▶ [What the task requires]: Copy the data precisely, character for character, and leave out every picture.

▶ [Extracted data]:
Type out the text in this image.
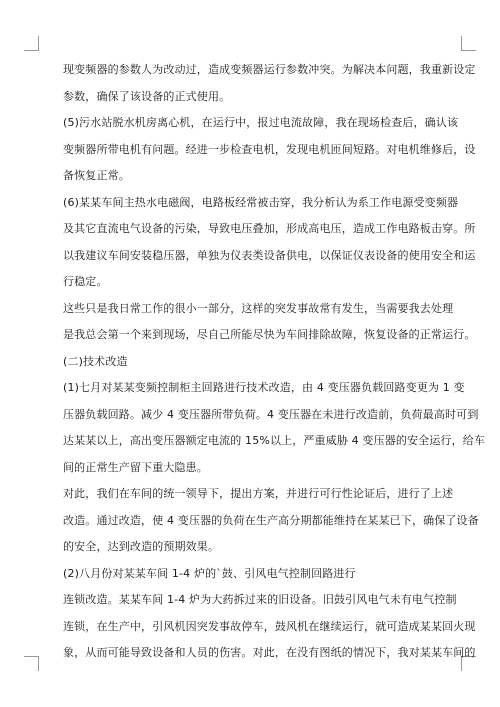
现变频器的参数人为改动过，造成变频器运行参数冲突。为解决本问题，我重新设定
参数，确保了该设备的正式使用。
(5)污水站脱水机房离心机，在运行中，报过电流故障，我在现场检查后，确认该
变频器所带电机有问题。经进一步检查电机，发现电机匝间短路。对电机维修后，设
备恢复正常。
(6)某某车间主热水电磁阀，电路板经常被击穿，我分析认为系工作电源受变频器
及其它直流电气设备的污染，导致电压叠加，形成高电压，造成工作电路板击穿。所
以我建议车间安装稳压器，单独为仪表类设备供电，以保证仪表设备的使用安全和运
行稳定。
这些只是我日常工作的很小一部分，这样的突发事故常有发生，当需要我去处理
是我总会第一个来到现场，尽自己所能尽快为车间排除故障，恢复设备的正常运行。
(二)技术改造
(1)七月对某某变频控制柜主回路进行技术改造，由 4 变压器负载回路变更为 1 变
压器负载回路。减少 4 变压器所带负荷。4 变压器在未进行改造前，负荷最高时可到
达某某以上，高出变压器额定电流的 15%以上，严重威胁 4 变压器的安全运行，给车
间的正常生产留下重大隐患。
对此，我们在车间的统一领导下，提出方案，并进行可行性论证后，进行了上述
改造。通过改造，使 4 变压器的负荷在生产高分期都能维持在某某已下，确保了设备
的安全，达到改造的预期效果。
(2)八月份对某某车间 1-4 炉的`鼓、引风电气控制回路进行
连锁改造。某某车间 1-4 炉为大药拆过来的旧设备。旧鼓引风电气未有电气控制
连锁，在生产中，引风机因突发事故停车，鼓风机在继续运行，就可造成某某回火现
象，从而可能导致设备和人员的伤害。对此，在没有图纸的情况下，我对某某车间的
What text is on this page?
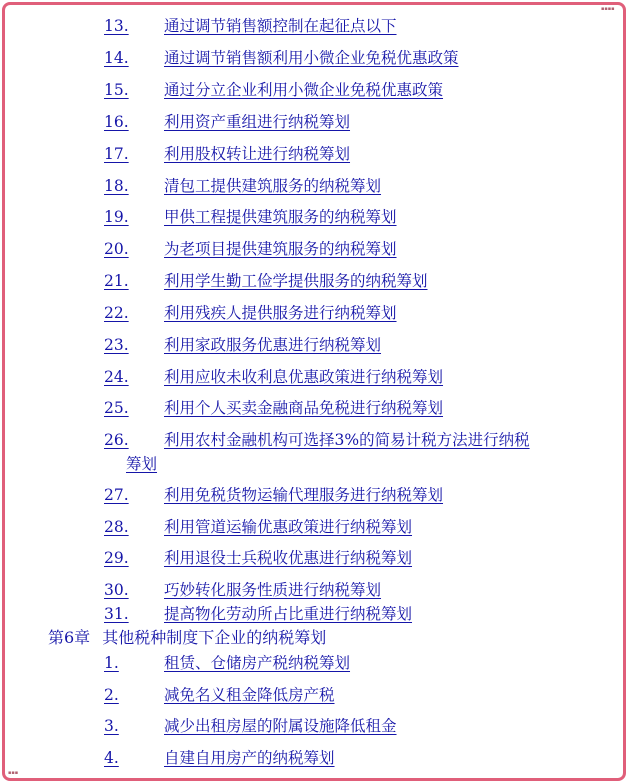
▪▪▪▪
▪▪▪
13. 通过调节销售额控制在起征点以下
14. 通过调节销售额利用小微企业免税优惠政策
15. 通过分立企业利用小微企业免税优惠政策
16. 利用资产重组进行纳税筹划
17. 利用股权转让进行纳税筹划
18. 清包工提供建筑服务的纳税筹划
19. 甲供工程提供建筑服务的纳税筹划
20. 为老项目提供建筑服务的纳税筹划
21. 利用学生勤工俭学提供服务的纳税筹划
22. 利用残疾人提供服务进行纳税筹划
23. 利用家政服务优惠进行纳税筹划
24. 利用应收未收利息优惠政策进行纳税筹划
25. 利用个人买卖金融商品免税进行纳税筹划
26. 利用农村金融机构可选择3%的简易计税方法进行纳税
筹划
27. 利用免税货物运输代理服务进行纳税筹划
28. 利用管道运输优惠政策进行纳税筹划
29. 利用退役士兵税收优惠进行纳税筹划
30. 巧妙转化服务性质进行纳税筹划
31. 提高物化劳动所占比重进行纳税筹划
第6章 其他税种制度下企业的纳税筹划
1.	租赁、仓储房产税纳税筹划
2.	减免名义租金降低房产税
3.	减少出租房屋的附属设施降低租金
4.	自建自用房产的纳税筹划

▶ [Exercise solution]:
Type out the text in this image.
现变频器的参数人为改动过，造成变频器运行参数冲突。为解决本问题，我重新设定
参数，确保了该设备的正式使用。
(5)污水站脱水机房离心机，在运行中，报过电流故障，我在现场检查后，确认该
变频器所带电机有问题。经进一步检查电机，发现电机匝间短路。对电机维修后，设
备恢复正常。
(6)某某车间主热水电磁阀，电路板经常被击穿，我分析认为系工作电源受变频器
及其它直流电气设备的污染，导致电压叠加，形成高电压，造成工作电路板击穿。所
以我建议车间安装稳压器，单独为仪表类设备供电，以保证仪表设备的使用安全和运
行稳定。
这些只是我日常工作的很小一部分，这样的突发事故常有发生，当需要我去处理
是我总会第一个来到现场，尽自己所能尽快为车间排除故障，恢复设备的正常运行。
(二)技术改造
(1)七月对某某变频控制柜主回路进行技术改造，由 4 变压器负载回路变更为 1 变
压器负载回路。减少 4 变压器所带负荷。4 变压器在未进行改造前，负荷最高时可到
达某某以上，高出变压器额定电流的 15%以上，严重威胁 4 变压器的安全运行，给车
间的正常生产留下重大隐患。
对此，我们在车间的统一领导下，提出方案，并进行可行性论证后，进行了上述
改造。通过改造，使 4 变压器的负荷在生产高分期都能维持在某某已下，确保了设备
的安全，达到改造的预期效果。
(2)八月份对某某车间 1-4 炉的`鼓、引风电气控制回路进行
连锁改造。某某车间 1-4 炉为大药拆过来的旧设备。旧鼓引风电气未有电气控制
连锁，在生产中，引风机因突发事故停车，鼓风机在继续运行，就可造成某某回火现
象，从而可能导致设备和人员的伤害。对此，在没有图纸的情况下，我对某某车间的
What text is on this page?
▪▪▪▪
▪▪▪
13. 通过调节销售额控制在起征点以下
14. 通过调节销售额利用小微企业免税优惠政策
15. 通过分立企业利用小微企业免税优惠政策
16. 利用资产重组进行纳税筹划
17. 利用股权转让进行纳税筹划
18. 清包工提供建筑服务的纳税筹划
19. 甲供工程提供建筑服务的纳税筹划
20. 为老项目提供建筑服务的纳税筹划
21. 利用学生勤工俭学提供服务的纳税筹划
22. 利用残疾人提供服务进行纳税筹划
23. 利用家政服务优惠进行纳税筹划
24. 利用应收未收利息优惠政策进行纳税筹划
25. 利用个人买卖金融商品免税进行纳税筹划
26. 利用农村金融机构可选择3%的简易计税方法进行纳税
筹划
27. 利用免税货物运输代理服务进行纳税筹划
28. 利用管道运输优惠政策进行纳税筹划
29. 利用退役士兵税收优惠进行纳税筹划
30. 巧妙转化服务性质进行纳税筹划
31. 提高物化劳动所占比重进行纳税筹划
第6章 其他税种制度下企业的纳税筹划
1.	租赁、仓储房产税纳税筹划
2.	减免名义租金降低房产税
3.	减少出租房屋的附属设施降低租金
4.	自建自用房产的纳税筹划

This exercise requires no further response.